[Layout element annotations]
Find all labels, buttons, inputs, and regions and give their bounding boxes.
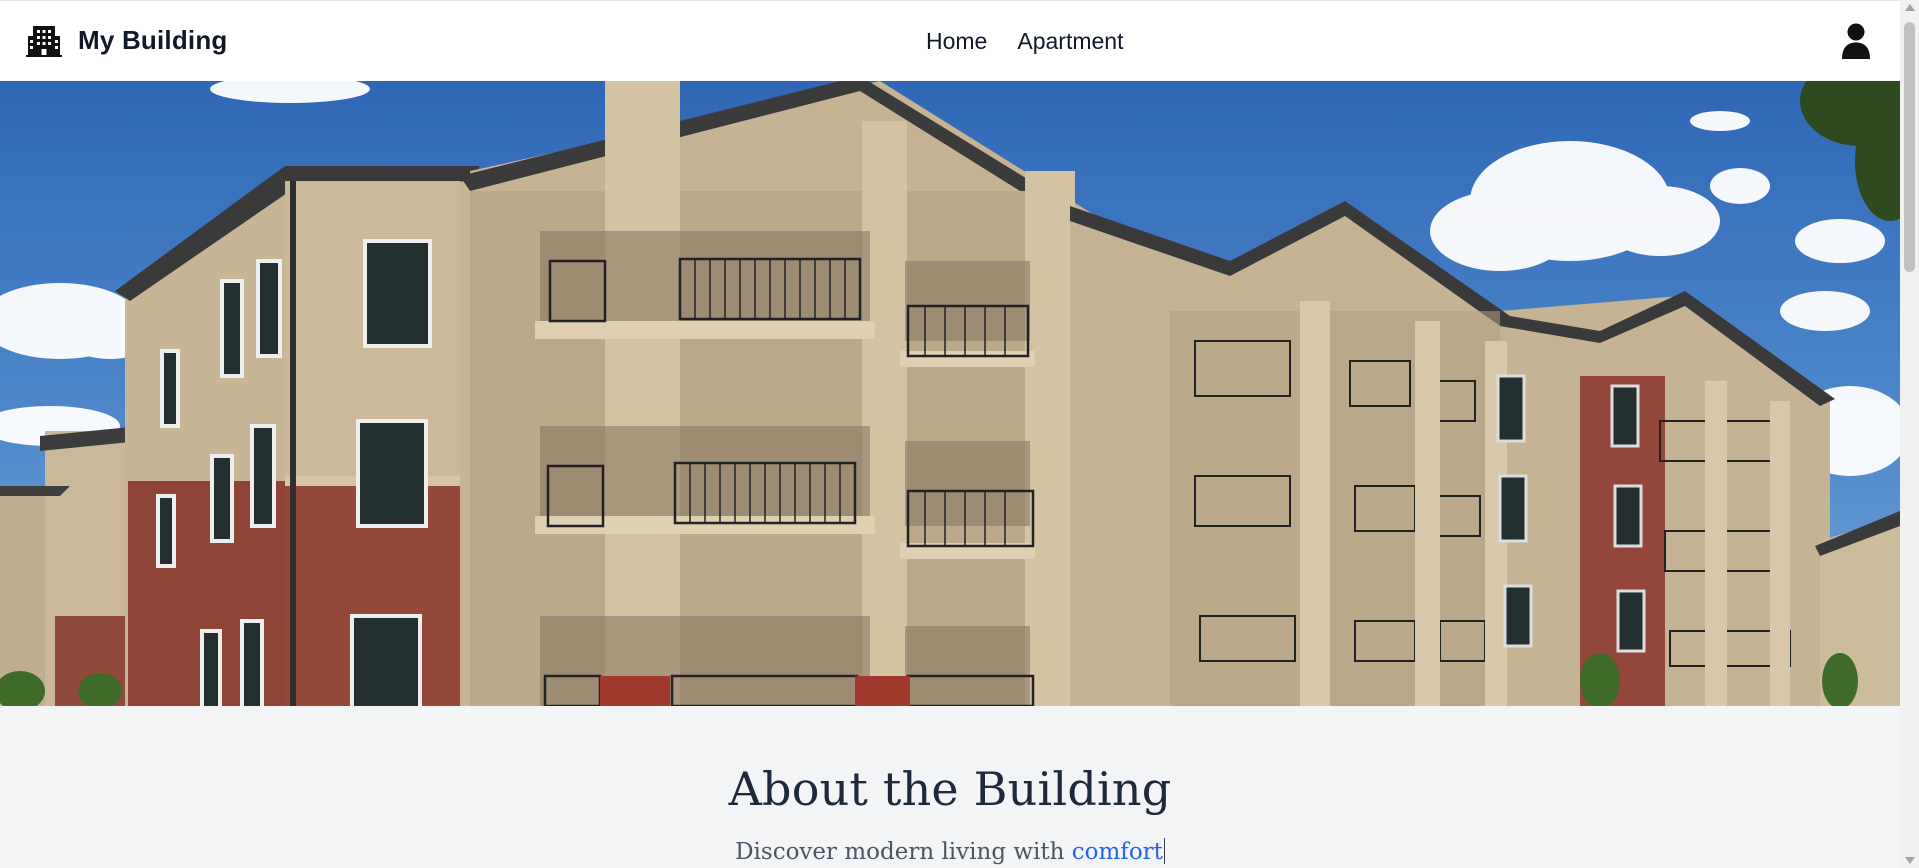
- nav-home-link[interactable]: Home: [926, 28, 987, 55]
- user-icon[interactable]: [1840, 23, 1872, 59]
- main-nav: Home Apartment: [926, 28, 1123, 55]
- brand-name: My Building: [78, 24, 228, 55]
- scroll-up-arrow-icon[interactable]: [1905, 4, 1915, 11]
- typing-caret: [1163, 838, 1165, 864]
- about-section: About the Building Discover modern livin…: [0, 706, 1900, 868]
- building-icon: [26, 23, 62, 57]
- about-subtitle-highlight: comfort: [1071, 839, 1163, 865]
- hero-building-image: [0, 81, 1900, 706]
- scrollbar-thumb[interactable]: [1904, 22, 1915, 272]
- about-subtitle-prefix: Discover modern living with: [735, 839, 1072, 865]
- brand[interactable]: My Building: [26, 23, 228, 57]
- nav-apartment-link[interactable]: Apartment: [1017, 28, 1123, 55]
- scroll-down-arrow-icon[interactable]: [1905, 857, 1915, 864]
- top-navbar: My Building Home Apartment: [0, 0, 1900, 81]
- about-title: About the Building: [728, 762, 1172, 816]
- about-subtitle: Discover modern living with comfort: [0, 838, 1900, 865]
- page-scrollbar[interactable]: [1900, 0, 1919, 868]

What you should do -
Update the items above by changing every "My Building" to "Our Building" and keeping everything else the same. Leave the pictures out of your answer.

Exercise response -
Find all labels, buttons, inputs, and regions and give their bounding boxes.
- nav-home-link[interactable]: Home: [926, 28, 987, 55]
- user-icon[interactable]: [1840, 23, 1872, 59]
- main-nav: Home Apartment: [926, 28, 1123, 55]
- brand-name: Our Building: [78, 24, 228, 55]
- scroll-up-arrow-icon[interactable]: [1905, 4, 1915, 11]
- typing-caret: [1163, 838, 1165, 864]
- about-section: About the Building Discover modern livin…: [0, 706, 1900, 868]
- building-icon: [26, 23, 62, 57]
- about-subtitle-highlight: comfort: [1071, 839, 1163, 865]
- hero-building-image: [0, 81, 1900, 706]
- scrollbar-thumb[interactable]: [1904, 22, 1915, 272]
- about-subtitle-prefix: Discover modern living with: [735, 839, 1072, 865]
- brand[interactable]: Our Building: [26, 23, 228, 57]
- nav-apartment-link[interactable]: Apartment: [1017, 28, 1123, 55]
- scroll-down-arrow-icon[interactable]: [1905, 857, 1915, 864]
- top-navbar: Our Building Home Apartment: [0, 0, 1900, 81]
- about-title: About the Building: [728, 762, 1172, 816]
- about-subtitle: Discover modern living with comfort: [0, 838, 1900, 865]
- page-scrollbar[interactable]: [1900, 0, 1919, 868]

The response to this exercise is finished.